--- Recorded information ---
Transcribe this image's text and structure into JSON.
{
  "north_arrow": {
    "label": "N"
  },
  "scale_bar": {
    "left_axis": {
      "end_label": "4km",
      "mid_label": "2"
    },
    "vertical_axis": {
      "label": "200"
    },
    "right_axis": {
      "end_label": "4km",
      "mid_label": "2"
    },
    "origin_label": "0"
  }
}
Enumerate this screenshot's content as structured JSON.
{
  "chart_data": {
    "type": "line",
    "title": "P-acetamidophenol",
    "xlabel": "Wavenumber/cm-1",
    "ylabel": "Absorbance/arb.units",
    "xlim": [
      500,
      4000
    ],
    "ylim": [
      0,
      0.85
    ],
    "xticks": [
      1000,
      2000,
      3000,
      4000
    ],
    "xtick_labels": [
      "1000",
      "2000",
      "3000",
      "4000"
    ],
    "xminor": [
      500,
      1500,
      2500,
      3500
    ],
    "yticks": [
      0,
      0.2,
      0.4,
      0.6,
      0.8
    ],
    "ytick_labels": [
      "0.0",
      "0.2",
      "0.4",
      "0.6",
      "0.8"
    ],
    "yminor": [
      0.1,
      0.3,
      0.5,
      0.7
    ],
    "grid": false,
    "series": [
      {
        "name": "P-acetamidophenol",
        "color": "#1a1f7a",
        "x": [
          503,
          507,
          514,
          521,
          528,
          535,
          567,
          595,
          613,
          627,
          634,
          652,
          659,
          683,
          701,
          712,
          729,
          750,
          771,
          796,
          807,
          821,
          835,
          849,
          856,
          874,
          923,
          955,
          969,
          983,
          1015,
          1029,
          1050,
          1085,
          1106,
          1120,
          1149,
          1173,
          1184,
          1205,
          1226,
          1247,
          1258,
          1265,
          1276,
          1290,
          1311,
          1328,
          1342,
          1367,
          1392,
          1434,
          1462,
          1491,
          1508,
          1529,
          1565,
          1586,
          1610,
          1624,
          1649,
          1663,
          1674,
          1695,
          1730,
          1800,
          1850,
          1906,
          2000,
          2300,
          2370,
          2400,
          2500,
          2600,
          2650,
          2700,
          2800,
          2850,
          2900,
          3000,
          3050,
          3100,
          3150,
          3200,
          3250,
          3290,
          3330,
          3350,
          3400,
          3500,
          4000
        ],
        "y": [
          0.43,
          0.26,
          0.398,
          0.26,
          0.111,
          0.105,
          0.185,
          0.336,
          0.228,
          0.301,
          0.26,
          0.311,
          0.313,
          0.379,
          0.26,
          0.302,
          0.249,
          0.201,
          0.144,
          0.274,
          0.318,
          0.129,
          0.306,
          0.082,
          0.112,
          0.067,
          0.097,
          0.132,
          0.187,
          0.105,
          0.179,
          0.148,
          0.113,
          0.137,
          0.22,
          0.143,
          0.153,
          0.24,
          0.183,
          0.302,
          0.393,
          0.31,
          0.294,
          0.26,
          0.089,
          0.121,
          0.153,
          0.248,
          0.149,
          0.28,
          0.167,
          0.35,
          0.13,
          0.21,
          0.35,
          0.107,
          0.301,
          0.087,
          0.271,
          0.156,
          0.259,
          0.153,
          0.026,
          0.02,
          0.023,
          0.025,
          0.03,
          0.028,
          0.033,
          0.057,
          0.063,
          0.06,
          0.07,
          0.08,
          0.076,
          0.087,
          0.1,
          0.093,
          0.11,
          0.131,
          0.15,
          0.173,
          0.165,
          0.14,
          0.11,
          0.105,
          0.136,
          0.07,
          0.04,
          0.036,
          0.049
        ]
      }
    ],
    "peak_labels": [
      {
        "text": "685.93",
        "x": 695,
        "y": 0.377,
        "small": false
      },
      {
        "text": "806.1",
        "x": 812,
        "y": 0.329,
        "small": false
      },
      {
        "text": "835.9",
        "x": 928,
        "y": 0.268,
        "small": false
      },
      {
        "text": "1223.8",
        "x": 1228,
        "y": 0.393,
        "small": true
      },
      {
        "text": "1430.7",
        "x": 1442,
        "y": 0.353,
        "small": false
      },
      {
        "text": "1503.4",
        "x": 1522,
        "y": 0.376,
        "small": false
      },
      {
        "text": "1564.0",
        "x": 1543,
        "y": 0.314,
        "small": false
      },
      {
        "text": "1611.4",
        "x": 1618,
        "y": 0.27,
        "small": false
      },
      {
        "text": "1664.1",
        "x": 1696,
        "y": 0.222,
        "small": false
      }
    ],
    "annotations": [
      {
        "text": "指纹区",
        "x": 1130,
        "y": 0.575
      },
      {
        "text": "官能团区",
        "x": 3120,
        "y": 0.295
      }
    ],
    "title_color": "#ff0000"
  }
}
---
» Request: Copy the records above exactly.

» Correct result:
Transcribe this image's text and structure into JSON.
{
  "north_arrow": {
    "label": "N"
  },
  "scale_bar": {
    "left_axis": {
      "end_label": "4km",
      "mid_label": "2"
    },
    "vertical_axis": {
      "label": "200"
    },
    "right_axis": {
      "end_label": "4km",
      "mid_label": "2"
    },
    "origin_label": "0"
  }
}
Enumerate this screenshot's content as structured JSON.
{
  "chart_data": {
    "type": "line",
    "title": "P-acetamidophenol",
    "xlabel": "Wavenumber/cm-1",
    "ylabel": "Absorbance/arb.units",
    "xlim": [
      500,
      4000
    ],
    "ylim": [
      0,
      0.85
    ],
    "xticks": [
      1000,
      2000,
      3000,
      4000
    ],
    "xtick_labels": [
      "1000",
      "2000",
      "3000",
      "4000"
    ],
    "xminor": [
      500,
      1500,
      2500,
      3500
    ],
    "yticks": [
      0,
      0.2,
      0.4,
      0.6,
      0.8
    ],
    "ytick_labels": [
      "0.0",
      "0.2",
      "0.4",
      "0.6",
      "0.8"
    ],
    "yminor": [
      0.1,
      0.3,
      0.5,
      0.7
    ],
    "grid": false,
    "series": [
      {
        "name": "P-acetamidophenol",
        "color": "#1a1f7a",
        "x": [
          503,
          507,
          514,
          521,
          528,
          535,
          567,
          595,
          613,
          627,
          634,
          652,
          659,
          683,
          701,
          712,
          729,
          750,
          771,
          796,
          807,
          821,
          835,
          849,
          856,
          874,
          923,
          955,
          969,
          983,
          1015,
          1029,
          1050,
          1085,
          1106,
          1120,
          1149,
          1173,
          1184,
          1205,
          1226,
          1247,
          1258,
          1265,
          1276,
          1290,
          1311,
          1328,
          1342,
          1367,
          1392,
          1434,
          1462,
          1491,
          1508,
          1529,
          1565,
          1586,
          1610,
          1624,
          1649,
          1663,
          1674,
          1695,
          1730,
          1800,
          1850,
          1906,
          2000,
          2300,
          2370,
          2400,
          2500,
          2600,
          2650,
          2700,
          2800,
          2850,
          2900,
          3000,
          3050,
          3100,
          3150,
          3200,
          3250,
          3290,
          3330,
          3350,
          3400,
          3500,
          4000
        ],
        "y": [
          0.43,
          0.26,
          0.398,
          0.26,
          0.111,
          0.105,
          0.185,
          0.336,
          0.228,
          0.301,
          0.26,
          0.311,
          0.313,
          0.379,
          0.26,
          0.302,
          0.249,
          0.201,
          0.144,
          0.274,
          0.318,
          0.129,
          0.306,
          0.082,
          0.112,
          0.067,
          0.097,
          0.132,
          0.187,
          0.105,
          0.179,
          0.148,
          0.113,
          0.137,
          0.22,
          0.143,
          0.153,
          0.24,
          0.183,
          0.302,
          0.393,
          0.31,
          0.294,
          0.26,
          0.089,
          0.121,
          0.153,
          0.248,
          0.149,
          0.28,
          0.167,
          0.35,
          0.13,
          0.21,
          0.35,
          0.107,
          0.301,
          0.087,
          0.271,
          0.156,
          0.259,
          0.153,
          0.026,
          0.02,
          0.023,
          0.025,
          0.03,
          0.028,
          0.033,
          0.057,
          0.063,
          0.06,
          0.07,
          0.08,
          0.076,
          0.087,
          0.1,
          0.093,
          0.11,
          0.131,
          0.15,
          0.173,
          0.165,
          0.14,
          0.11,
          0.105,
          0.136,
          0.07,
          0.04,
          0.036,
          0.049
        ]
      }
    ],
    "peak_labels": [
      {
        "text": "685.93",
        "x": 695,
        "y": 0.377,
        "small": false
      },
      {
        "text": "806.1",
        "x": 812,
        "y": 0.329,
        "small": false
      },
      {
        "text": "835.9",
        "x": 928,
        "y": 0.268,
        "small": false
      },
      {
        "text": "1223.8",
        "x": 1228,
        "y": 0.393,
        "small": true
      },
      {
        "text": "1430.7",
        "x": 1442,
        "y": 0.353,
        "small": false
      },
      {
        "text": "1503.4",
        "x": 1522,
        "y": 0.376,
        "small": false
      },
      {
        "text": "1564.0",
        "x": 1543,
        "y": 0.314,
        "small": false
      },
      {
        "text": "1611.4",
        "x": 1618,
        "y": 0.27,
        "small": false
      },
      {
        "text": "1664.1",
        "x": 1696,
        "y": 0.222,
        "small": false
      }
    ],
    "annotations": [
      {
        "text": "指纹区",
        "x": 1130,
        "y": 0.575
      },
      {
        "text": "官能团区",
        "x": 3120,
        "y": 0.295
      }
    ],
    "title_color": "#ff0000"
  }
}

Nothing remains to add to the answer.